_Assignment:_ Write out every record below exactly as it appears.

Top of Data records

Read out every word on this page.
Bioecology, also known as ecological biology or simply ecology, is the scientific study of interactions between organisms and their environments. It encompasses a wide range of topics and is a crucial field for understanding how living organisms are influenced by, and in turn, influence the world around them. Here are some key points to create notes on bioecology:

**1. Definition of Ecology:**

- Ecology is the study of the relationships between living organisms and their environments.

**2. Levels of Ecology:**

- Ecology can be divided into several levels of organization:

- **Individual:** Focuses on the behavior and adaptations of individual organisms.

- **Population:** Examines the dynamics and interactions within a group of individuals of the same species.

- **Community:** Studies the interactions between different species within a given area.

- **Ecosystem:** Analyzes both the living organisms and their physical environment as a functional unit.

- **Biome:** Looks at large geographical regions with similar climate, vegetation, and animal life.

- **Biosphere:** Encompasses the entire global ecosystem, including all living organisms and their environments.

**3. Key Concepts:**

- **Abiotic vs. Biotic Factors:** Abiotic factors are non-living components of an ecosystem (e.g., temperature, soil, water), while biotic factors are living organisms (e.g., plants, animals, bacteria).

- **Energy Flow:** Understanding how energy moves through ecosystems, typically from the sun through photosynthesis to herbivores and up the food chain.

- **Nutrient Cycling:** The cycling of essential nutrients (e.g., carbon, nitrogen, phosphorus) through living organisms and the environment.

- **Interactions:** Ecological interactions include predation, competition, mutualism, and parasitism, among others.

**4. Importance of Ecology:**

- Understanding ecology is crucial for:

Bottom of Data records

_Your response:_
Read out every word on this page.
Bioecology, also known as ecological biology or simply ecology, is the scientific study of interactions between organisms and their environments. It encompasses a wide range of topics and is a crucial field for understanding how living organisms are influenced by, and in turn, influence the world around them. Here are some key points to create notes on bioecology:

**1. Definition of Ecology:**

- Ecology is the study of the relationships between living organisms and their environments.

**2. Levels of Ecology:**

- Ecology can be divided into several levels of organization:

- **Individual:** Focuses on the behavior and adaptations of individual organisms.

- **Population:** Examines the dynamics and interactions within a group of individuals of the same species.

- **Community:** Studies the interactions between different species within a given area.

- **Ecosystem:** Analyzes both the living organisms and their physical environment as a functional unit.

- **Biome:** Looks at large geographical regions with similar climate, vegetation, and animal life.

- **Biosphere:** Encompasses the entire global ecosystem, including all living organisms and their environments.

**3. Key Concepts:**

- **Abiotic vs. Biotic Factors:** Abiotic factors are non-living components of an ecosystem (e.g., temperature, soil, water), while biotic factors are living organisms (e.g., plants, animals, bacteria).

- **Energy Flow:** Understanding how energy moves through ecosystems, typically from the sun through photosynthesis to herbivores and up the food chain.

- **Nutrient Cycling:** The cycling of essential nutrients (e.g., carbon, nitrogen, phosphorus) through living organisms and the environment.

- **Interactions:** Ecological interactions include predation, competition, mutualism, and parasitism, among others.

**4. Importance of Ecology:**

- Understanding ecology is crucial for:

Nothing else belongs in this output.